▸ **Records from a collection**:
--- start ---

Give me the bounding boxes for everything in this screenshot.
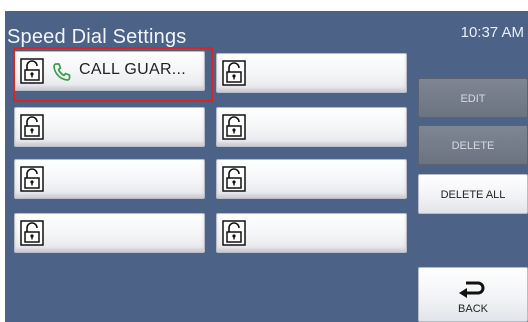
speed-dial-slot-3[interactable] — [14, 159, 205, 199]
speed-dial-slot-6[interactable] — [216, 107, 407, 147]
phone-icon — [51, 61, 73, 83]
lock-icon — [222, 114, 246, 140]
speed-dial-slot-4[interactable] — [14, 213, 205, 253]
speed-dial-screen: Speed Dial Settings 10:37 AM CALL GUAR..… — [5, 11, 528, 322]
lock-icon — [222, 220, 246, 246]
lock-icon — [20, 166, 44, 192]
back-arrow-icon — [458, 278, 490, 303]
speed-dial-slot-8[interactable] — [216, 213, 407, 253]
back-label: BACK — [458, 303, 488, 315]
lock-icon — [20, 220, 44, 246]
speed-dial-slot-7[interactable] — [216, 159, 407, 199]
lock-icon — [222, 60, 246, 86]
speed-dial-slot-1[interactable]: CALL GUAR... — [14, 51, 205, 91]
slot-label: CALL GUAR... — [79, 61, 187, 78]
lock-icon — [20, 58, 44, 84]
edit-button[interactable]: EDIT — [418, 78, 528, 118]
lock-icon — [222, 166, 246, 192]
speed-dial-slot-2[interactable] — [14, 107, 205, 147]
lock-icon — [20, 114, 44, 140]
speed-dial-slot-5[interactable] — [216, 53, 407, 93]
delete-all-button[interactable]: DELETE ALL — [418, 174, 528, 214]
delete-button[interactable]: DELETE — [418, 125, 528, 165]
clock: 10:37 AM — [460, 24, 524, 41]
back-button[interactable]: BACK — [418, 267, 528, 322]
page-title: Speed Dial Settings — [7, 26, 187, 48]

--- end ---

Retype every line of the records above word for word, leaving the pictures out.

▸ **Response**:
Give me the bounding boxes for everything in this screenshot.
speed-dial-slot-3[interactable] — [14, 159, 205, 199]
speed-dial-slot-6[interactable] — [216, 107, 407, 147]
phone-icon — [51, 61, 73, 83]
lock-icon — [222, 114, 246, 140]
speed-dial-slot-4[interactable] — [14, 213, 205, 253]
speed-dial-screen: Speed Dial Settings 10:37 AM CALL GUAR..… — [5, 11, 528, 322]
lock-icon — [222, 220, 246, 246]
lock-icon — [20, 166, 44, 192]
back-arrow-icon — [458, 278, 490, 303]
speed-dial-slot-8[interactable] — [216, 213, 407, 253]
back-label: BACK — [458, 303, 488, 315]
lock-icon — [20, 220, 44, 246]
speed-dial-slot-7[interactable] — [216, 159, 407, 199]
lock-icon — [222, 60, 246, 86]
speed-dial-slot-1[interactable]: CALL GUAR... — [14, 51, 205, 91]
slot-label: CALL GUAR... — [79, 61, 187, 78]
lock-icon — [20, 58, 44, 84]
edit-button[interactable]: EDIT — [418, 78, 528, 118]
lock-icon — [222, 166, 246, 192]
speed-dial-slot-2[interactable] — [14, 107, 205, 147]
lock-icon — [20, 114, 44, 140]
speed-dial-slot-5[interactable] — [216, 53, 407, 93]
delete-all-button[interactable]: DELETE ALL — [418, 174, 528, 214]
delete-button[interactable]: DELETE — [418, 125, 528, 165]
clock: 10:37 AM — [460, 24, 524, 41]
back-button[interactable]: BACK — [418, 267, 528, 322]
page-title: Speed Dial Settings — [7, 26, 187, 48]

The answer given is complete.